→ **TASK OBJECTIVE**: Exactly as given, repeat all of the entries.

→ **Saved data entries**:

##########

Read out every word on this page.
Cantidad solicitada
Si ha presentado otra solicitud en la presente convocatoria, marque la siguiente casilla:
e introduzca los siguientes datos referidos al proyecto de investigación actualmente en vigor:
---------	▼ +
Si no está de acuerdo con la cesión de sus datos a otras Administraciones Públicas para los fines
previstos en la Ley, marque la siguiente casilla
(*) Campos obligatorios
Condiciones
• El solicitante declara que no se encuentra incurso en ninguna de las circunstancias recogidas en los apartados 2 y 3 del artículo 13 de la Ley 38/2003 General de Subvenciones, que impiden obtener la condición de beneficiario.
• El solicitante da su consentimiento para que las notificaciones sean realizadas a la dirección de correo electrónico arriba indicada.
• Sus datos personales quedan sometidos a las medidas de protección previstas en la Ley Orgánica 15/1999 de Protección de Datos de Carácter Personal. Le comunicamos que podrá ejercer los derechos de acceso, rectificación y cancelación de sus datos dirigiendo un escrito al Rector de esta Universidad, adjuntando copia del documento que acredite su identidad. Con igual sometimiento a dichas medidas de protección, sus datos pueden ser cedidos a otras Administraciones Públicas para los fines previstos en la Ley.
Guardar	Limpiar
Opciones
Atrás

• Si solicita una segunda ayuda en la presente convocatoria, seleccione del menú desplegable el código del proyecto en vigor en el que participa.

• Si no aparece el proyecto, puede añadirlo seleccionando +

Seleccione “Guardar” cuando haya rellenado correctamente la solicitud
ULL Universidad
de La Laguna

##########

→ **ANSWER TO THIS EXERCISE**:
Read out every word on this page.
Cantidad solicitada
Si ha presentado otra solicitud en la presente convocatoria, marque la siguiente casilla:
e introduzca los siguientes datos referidos al proyecto de investigación actualmente en vigor:
---------	▼ +
Si no está de acuerdo con la cesión de sus datos a otras Administraciones Públicas para los fines
previstos en la Ley, marque la siguiente casilla
(*) Campos obligatorios
Condiciones
• El solicitante declara que no se encuentra incurso en ninguna de las circunstancias recogidas en los apartados 2 y 3 del artículo 13 de la Ley 38/2003 General de Subvenciones, que impiden obtener la condición de beneficiario.
• El solicitante da su consentimiento para que las notificaciones sean realizadas a la dirección de correo electrónico arriba indicada.
• Sus datos personales quedan sometidos a las medidas de protección previstas en la Ley Orgánica 15/1999 de Protección de Datos de Carácter Personal. Le comunicamos que podrá ejercer los derechos de acceso, rectificación y cancelación de sus datos dirigiendo un escrito al Rector de esta Universidad, adjuntando copia del documento que acredite su identidad. Con igual sometimiento a dichas medidas de protección, sus datos pueden ser cedidos a otras Administraciones Públicas para los fines previstos en la Ley.
Guardar	Limpiar
Opciones
Atrás

• Si solicita una segunda ayuda en la presente convocatoria, seleccione del menú desplegable el código del proyecto en vigor en el que participa.

• Si no aparece el proyecto, puede añadirlo seleccionando +

Seleccione “Guardar” cuando haya rellenado correctamente la solicitud
ULL Universidad
de La Laguna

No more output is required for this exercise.